_Exercise details_: Nothing in the data should change when you return it, but leave the pictures out.

_Exercise materials_:
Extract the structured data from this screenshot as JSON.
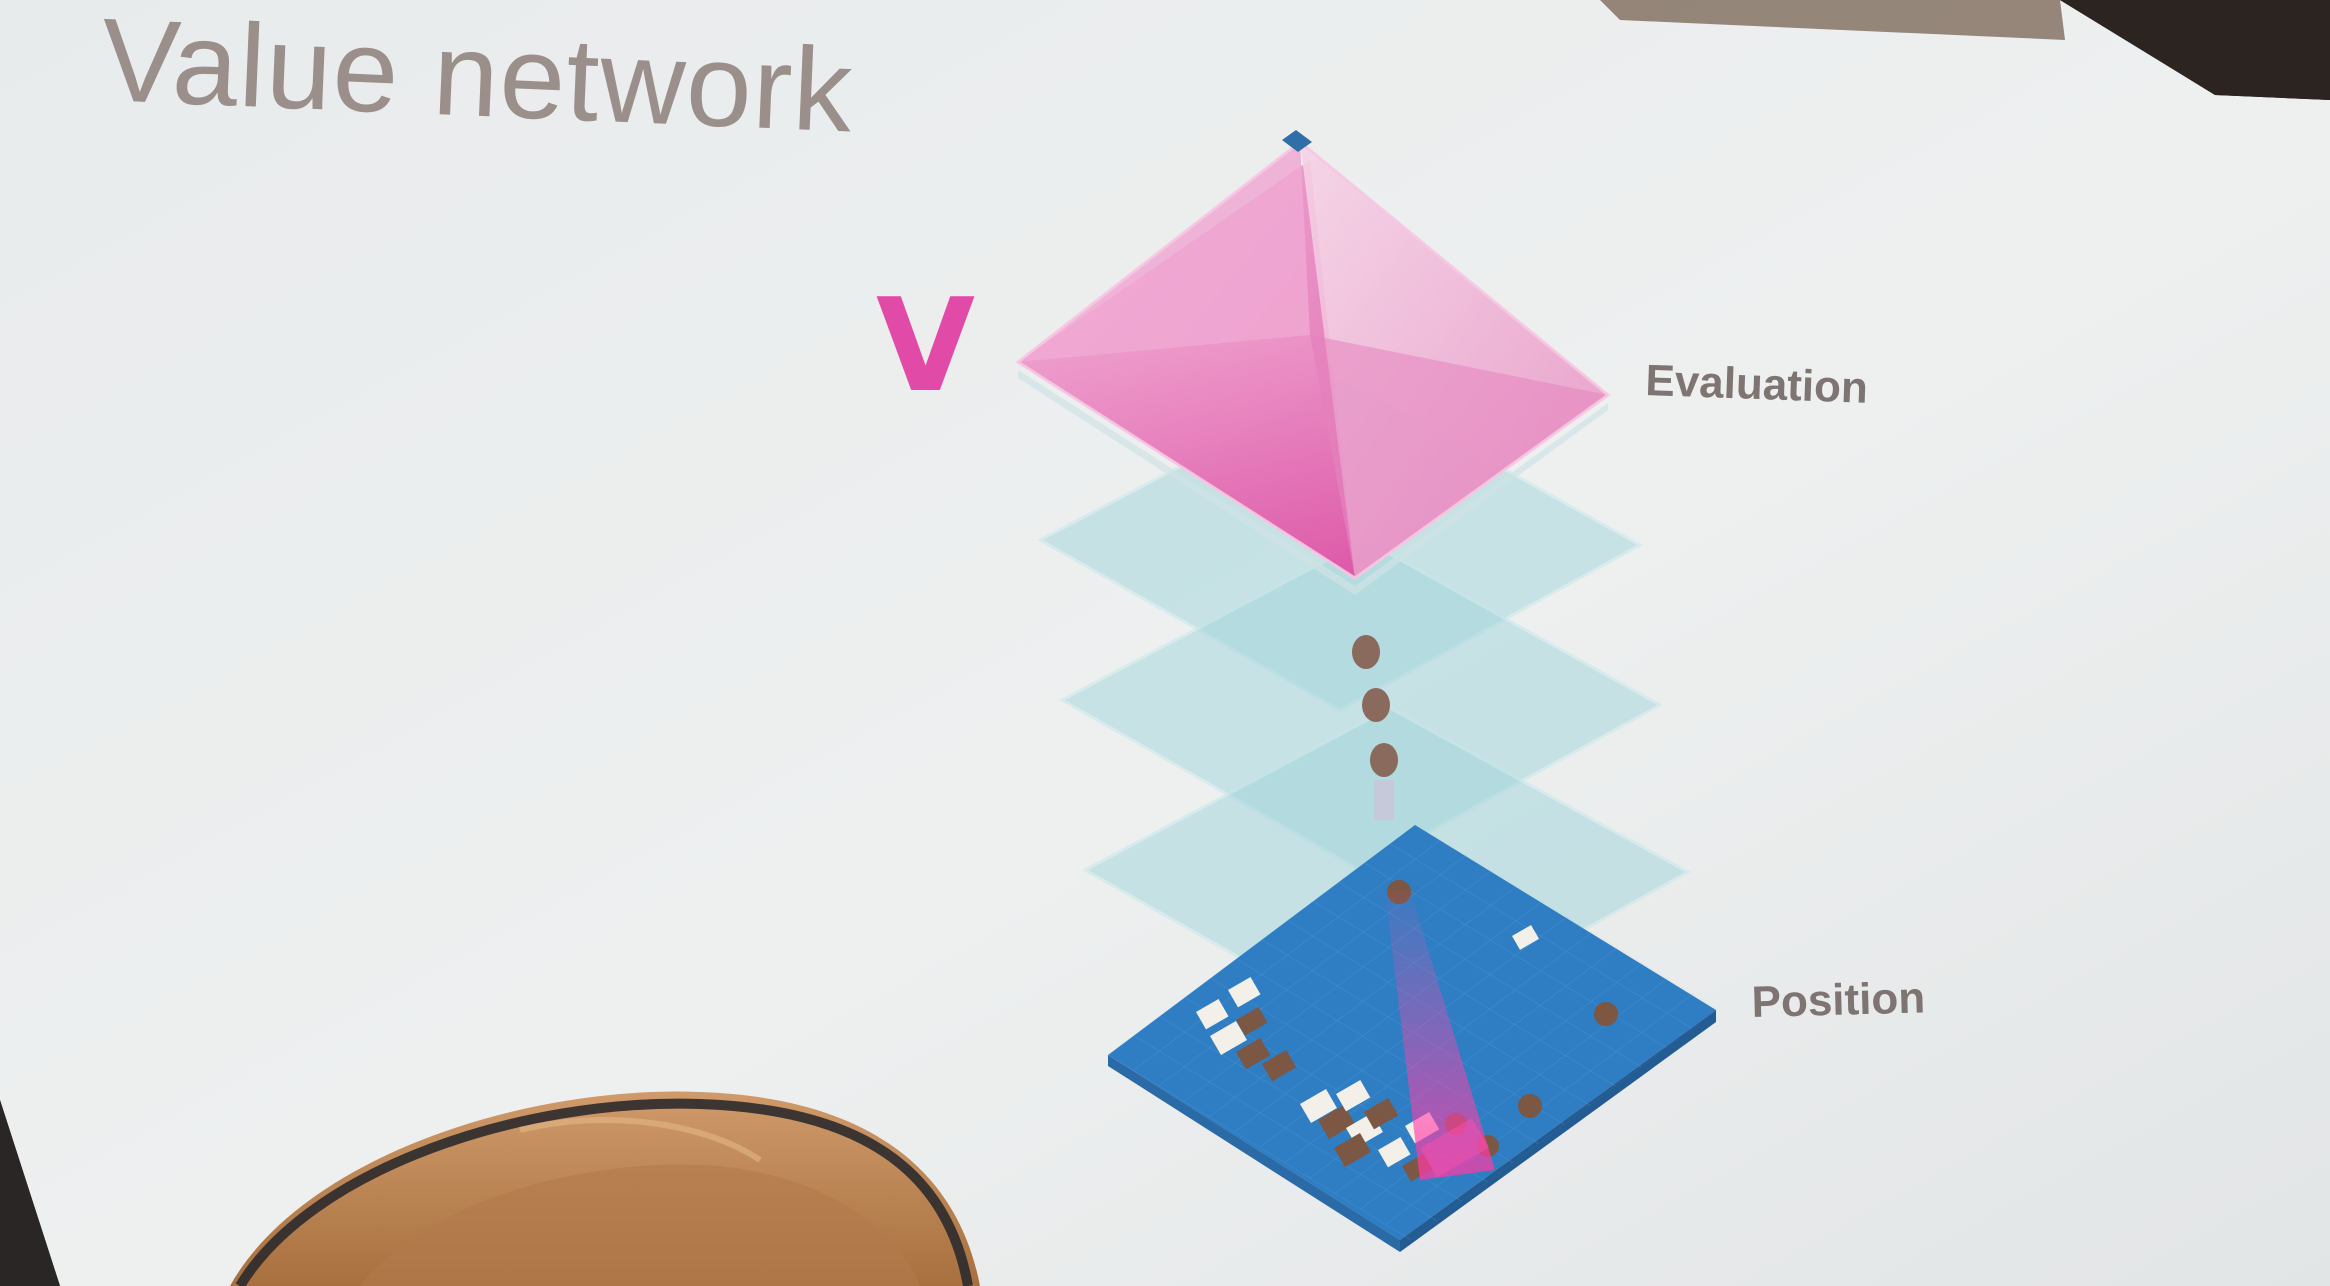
{
  "slide": {
    "title": "Value network",
    "symbol": "V",
    "labels": {
      "top": "Evaluation",
      "bottom": "Position"
    }
  },
  "colors": {
    "screen": "#eceeef",
    "title_text": "#9b8f8b",
    "symbol": "#e14aa6",
    "pyramid": "#e36fb4",
    "hidden_layers": "#a8d9de",
    "board": "#3f8ccb",
    "stone_dark": "#7b5744",
    "stone_light": "#f3f0ea",
    "dots": "#8a6a5c",
    "hair": "#c0865a"
  },
  "icons": [
    "pyramid-output-layer",
    "hidden-layer-planes",
    "go-board-input",
    "ellipsis-dots"
  ]
}
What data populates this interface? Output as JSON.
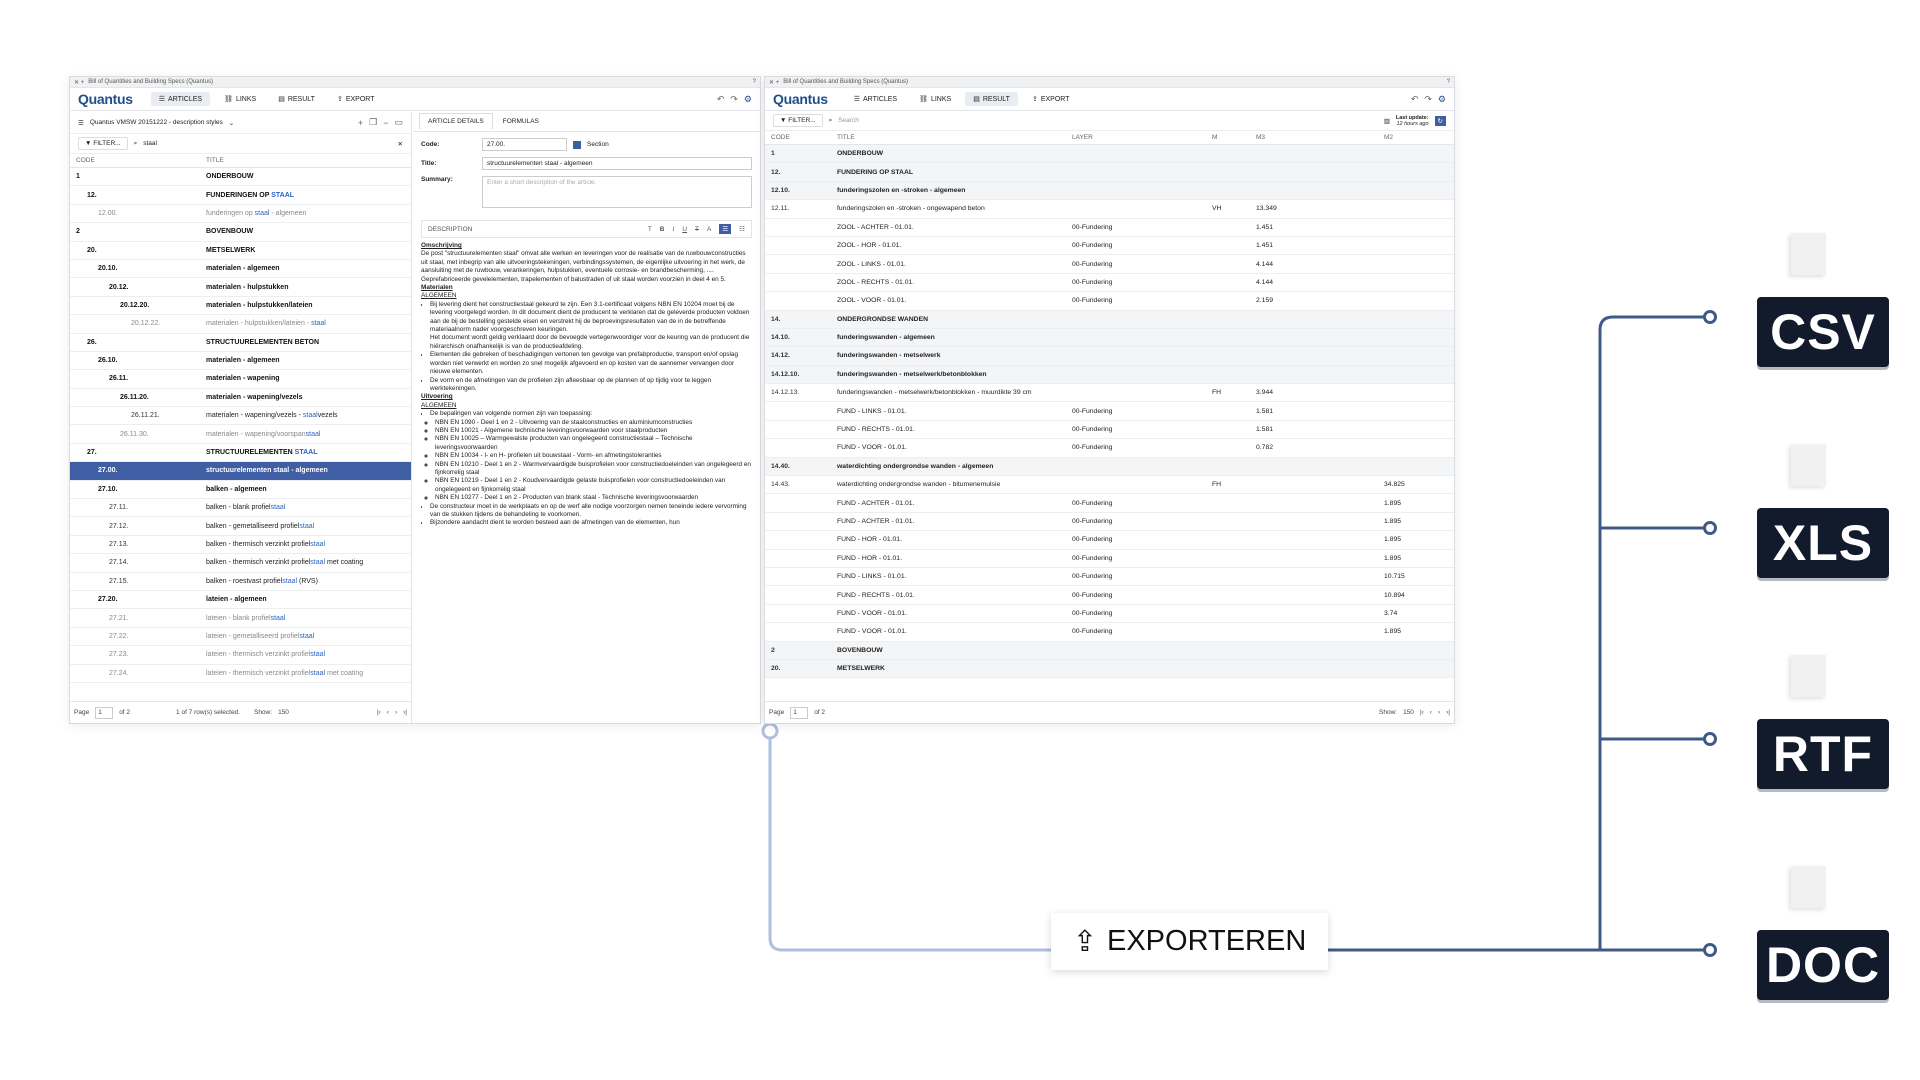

_The solution_:
Extract the structured data from this screenshot as JSON.
{
  "slide": {
    "title": "Value network",
    "symbol": "V",
    "labels": {
      "top": "Evaluation",
      "bottom": "Position"
    }
  },
  "colors": {
    "screen": "#eceeef",
    "title_text": "#9b8f8b",
    "symbol": "#e14aa6",
    "pyramid": "#e36fb4",
    "hidden_layers": "#a8d9de",
    "board": "#3f8ccb",
    "stone_dark": "#7b5744",
    "stone_light": "#f3f0ea",
    "dots": "#8a6a5c",
    "hair": "#c0865a"
  },
  "icons": [
    "pyramid-output-layer",
    "hidden-layer-planes",
    "go-board-input",
    "ellipsis-dots"
  ]
}
What data populates this interface? Output as JSON.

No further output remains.